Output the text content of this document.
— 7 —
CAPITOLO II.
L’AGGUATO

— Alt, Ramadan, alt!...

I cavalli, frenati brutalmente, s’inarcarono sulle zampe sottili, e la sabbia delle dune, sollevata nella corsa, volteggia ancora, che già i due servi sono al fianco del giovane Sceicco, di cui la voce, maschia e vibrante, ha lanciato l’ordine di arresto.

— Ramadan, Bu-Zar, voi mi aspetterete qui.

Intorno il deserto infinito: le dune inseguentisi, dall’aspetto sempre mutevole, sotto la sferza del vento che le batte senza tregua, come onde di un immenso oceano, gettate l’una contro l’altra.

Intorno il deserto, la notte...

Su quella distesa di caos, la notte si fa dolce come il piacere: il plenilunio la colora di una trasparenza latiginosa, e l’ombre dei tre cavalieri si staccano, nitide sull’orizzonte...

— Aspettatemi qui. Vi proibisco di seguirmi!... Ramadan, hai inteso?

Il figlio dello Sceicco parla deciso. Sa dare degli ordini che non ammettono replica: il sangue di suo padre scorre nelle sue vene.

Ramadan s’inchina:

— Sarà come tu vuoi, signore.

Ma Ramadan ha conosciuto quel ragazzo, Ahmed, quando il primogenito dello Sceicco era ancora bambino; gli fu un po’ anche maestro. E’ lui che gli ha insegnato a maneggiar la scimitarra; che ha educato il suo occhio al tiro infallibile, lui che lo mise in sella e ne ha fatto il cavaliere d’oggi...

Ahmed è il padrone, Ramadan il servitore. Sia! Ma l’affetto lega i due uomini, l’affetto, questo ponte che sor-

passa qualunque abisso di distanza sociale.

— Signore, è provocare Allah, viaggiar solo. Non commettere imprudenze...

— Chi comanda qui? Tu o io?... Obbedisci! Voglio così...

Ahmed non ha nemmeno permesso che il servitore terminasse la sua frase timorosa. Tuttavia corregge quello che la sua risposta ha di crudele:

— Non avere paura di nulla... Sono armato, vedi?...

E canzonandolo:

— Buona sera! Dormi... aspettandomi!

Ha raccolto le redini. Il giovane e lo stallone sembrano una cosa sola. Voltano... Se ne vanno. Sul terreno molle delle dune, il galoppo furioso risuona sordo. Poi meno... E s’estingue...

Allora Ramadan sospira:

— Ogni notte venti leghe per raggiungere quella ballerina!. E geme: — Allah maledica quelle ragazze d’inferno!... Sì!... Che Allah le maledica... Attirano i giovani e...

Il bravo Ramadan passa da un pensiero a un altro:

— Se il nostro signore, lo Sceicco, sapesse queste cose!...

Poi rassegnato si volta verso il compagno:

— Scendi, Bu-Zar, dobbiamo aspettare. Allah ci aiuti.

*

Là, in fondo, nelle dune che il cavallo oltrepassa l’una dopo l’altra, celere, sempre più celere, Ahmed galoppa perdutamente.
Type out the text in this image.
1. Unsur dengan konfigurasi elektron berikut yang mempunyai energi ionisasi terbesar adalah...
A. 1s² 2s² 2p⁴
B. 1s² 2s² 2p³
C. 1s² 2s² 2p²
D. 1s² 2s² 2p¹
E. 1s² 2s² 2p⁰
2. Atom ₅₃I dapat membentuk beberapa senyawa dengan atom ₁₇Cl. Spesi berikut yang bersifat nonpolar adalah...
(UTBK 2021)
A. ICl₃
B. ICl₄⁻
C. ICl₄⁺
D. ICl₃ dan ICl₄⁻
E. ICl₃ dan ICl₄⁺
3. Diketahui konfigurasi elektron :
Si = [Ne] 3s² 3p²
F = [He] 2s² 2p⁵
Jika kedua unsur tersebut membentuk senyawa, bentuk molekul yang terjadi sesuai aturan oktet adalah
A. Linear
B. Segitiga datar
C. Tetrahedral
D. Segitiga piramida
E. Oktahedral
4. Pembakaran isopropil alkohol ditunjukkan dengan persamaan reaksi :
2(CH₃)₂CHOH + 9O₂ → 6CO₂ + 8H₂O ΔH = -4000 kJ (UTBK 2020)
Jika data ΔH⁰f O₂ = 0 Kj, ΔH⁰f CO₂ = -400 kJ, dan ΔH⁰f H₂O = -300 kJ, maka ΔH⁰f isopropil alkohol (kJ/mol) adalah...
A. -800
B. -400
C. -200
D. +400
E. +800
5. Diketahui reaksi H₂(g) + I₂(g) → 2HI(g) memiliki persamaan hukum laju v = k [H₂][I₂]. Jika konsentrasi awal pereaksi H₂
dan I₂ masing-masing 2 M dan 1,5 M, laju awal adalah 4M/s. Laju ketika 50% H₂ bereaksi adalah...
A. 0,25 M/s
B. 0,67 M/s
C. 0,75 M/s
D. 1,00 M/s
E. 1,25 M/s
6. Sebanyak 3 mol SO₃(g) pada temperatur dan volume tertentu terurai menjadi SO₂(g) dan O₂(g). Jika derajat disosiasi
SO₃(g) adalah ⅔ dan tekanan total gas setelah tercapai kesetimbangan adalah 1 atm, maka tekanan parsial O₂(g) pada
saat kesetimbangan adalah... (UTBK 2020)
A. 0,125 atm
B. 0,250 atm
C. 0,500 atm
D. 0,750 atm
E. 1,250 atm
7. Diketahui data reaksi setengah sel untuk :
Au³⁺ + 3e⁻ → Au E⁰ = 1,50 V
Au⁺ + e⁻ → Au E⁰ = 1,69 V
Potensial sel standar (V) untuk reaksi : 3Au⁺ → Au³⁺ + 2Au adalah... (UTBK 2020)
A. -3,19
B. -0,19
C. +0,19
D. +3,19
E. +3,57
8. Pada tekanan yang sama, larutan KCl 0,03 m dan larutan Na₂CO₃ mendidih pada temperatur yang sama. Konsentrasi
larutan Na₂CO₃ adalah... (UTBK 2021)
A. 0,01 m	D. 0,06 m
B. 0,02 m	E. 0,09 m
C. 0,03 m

**JOB**
Consider the entries above and return each line with the string "senyawa".

**EXERCISE SOLUTION**
2. Atom ₅₃I dapat membentuk beberapa senyawa dengan atom ₁₇Cl. Spesi berikut yang bersifat nonpolar adalah...
Jika kedua unsur tersebut membentuk senyawa, bentuk molekul yang terjadi sesuai aturan oktet adalah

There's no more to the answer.